======== SOURCE DATA

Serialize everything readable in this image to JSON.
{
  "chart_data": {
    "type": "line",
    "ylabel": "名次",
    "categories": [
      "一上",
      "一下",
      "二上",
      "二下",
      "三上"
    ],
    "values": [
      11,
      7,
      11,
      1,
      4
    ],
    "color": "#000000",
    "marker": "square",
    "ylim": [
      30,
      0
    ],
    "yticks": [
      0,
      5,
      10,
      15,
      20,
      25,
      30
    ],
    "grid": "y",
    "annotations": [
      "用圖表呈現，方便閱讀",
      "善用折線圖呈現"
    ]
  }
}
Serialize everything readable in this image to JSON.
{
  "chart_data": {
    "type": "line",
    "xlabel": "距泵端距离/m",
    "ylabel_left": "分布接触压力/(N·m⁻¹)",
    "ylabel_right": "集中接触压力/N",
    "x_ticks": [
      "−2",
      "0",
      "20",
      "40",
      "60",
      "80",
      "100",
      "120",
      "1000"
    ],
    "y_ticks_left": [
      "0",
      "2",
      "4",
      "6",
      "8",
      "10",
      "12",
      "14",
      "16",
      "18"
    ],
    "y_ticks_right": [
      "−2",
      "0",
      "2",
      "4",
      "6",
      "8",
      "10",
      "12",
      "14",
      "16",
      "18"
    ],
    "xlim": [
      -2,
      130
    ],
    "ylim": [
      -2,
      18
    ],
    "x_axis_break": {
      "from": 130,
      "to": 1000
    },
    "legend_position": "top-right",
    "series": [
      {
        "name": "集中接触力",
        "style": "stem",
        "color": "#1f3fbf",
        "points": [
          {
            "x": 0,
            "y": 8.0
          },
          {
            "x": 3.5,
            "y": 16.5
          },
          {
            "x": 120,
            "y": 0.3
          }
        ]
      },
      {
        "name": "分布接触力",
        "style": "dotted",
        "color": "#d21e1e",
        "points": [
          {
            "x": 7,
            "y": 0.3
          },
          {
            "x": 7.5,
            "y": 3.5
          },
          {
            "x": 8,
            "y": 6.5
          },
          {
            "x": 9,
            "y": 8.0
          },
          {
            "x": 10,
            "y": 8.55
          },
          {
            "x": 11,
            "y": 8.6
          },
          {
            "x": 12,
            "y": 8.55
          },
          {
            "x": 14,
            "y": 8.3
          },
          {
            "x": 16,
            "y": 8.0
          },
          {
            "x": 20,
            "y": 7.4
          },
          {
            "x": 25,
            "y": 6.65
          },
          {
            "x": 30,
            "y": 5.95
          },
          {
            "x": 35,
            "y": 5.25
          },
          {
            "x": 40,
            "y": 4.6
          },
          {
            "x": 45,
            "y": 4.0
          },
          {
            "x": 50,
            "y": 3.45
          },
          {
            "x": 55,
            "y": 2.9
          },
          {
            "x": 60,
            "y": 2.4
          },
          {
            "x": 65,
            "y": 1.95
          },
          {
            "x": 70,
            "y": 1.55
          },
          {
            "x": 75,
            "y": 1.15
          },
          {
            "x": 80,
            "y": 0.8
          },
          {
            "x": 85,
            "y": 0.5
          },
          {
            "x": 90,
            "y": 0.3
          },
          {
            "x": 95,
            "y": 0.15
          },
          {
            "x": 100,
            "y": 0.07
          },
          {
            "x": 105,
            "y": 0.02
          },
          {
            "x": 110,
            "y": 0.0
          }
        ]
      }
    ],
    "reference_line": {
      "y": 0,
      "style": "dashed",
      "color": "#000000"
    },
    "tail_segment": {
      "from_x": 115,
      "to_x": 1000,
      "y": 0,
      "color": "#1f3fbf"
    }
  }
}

================

■ YOUR OBJECTIVE: Give only the number of lines in the material above that hold the word "color".

■ RESULT OF THIS TASK: 5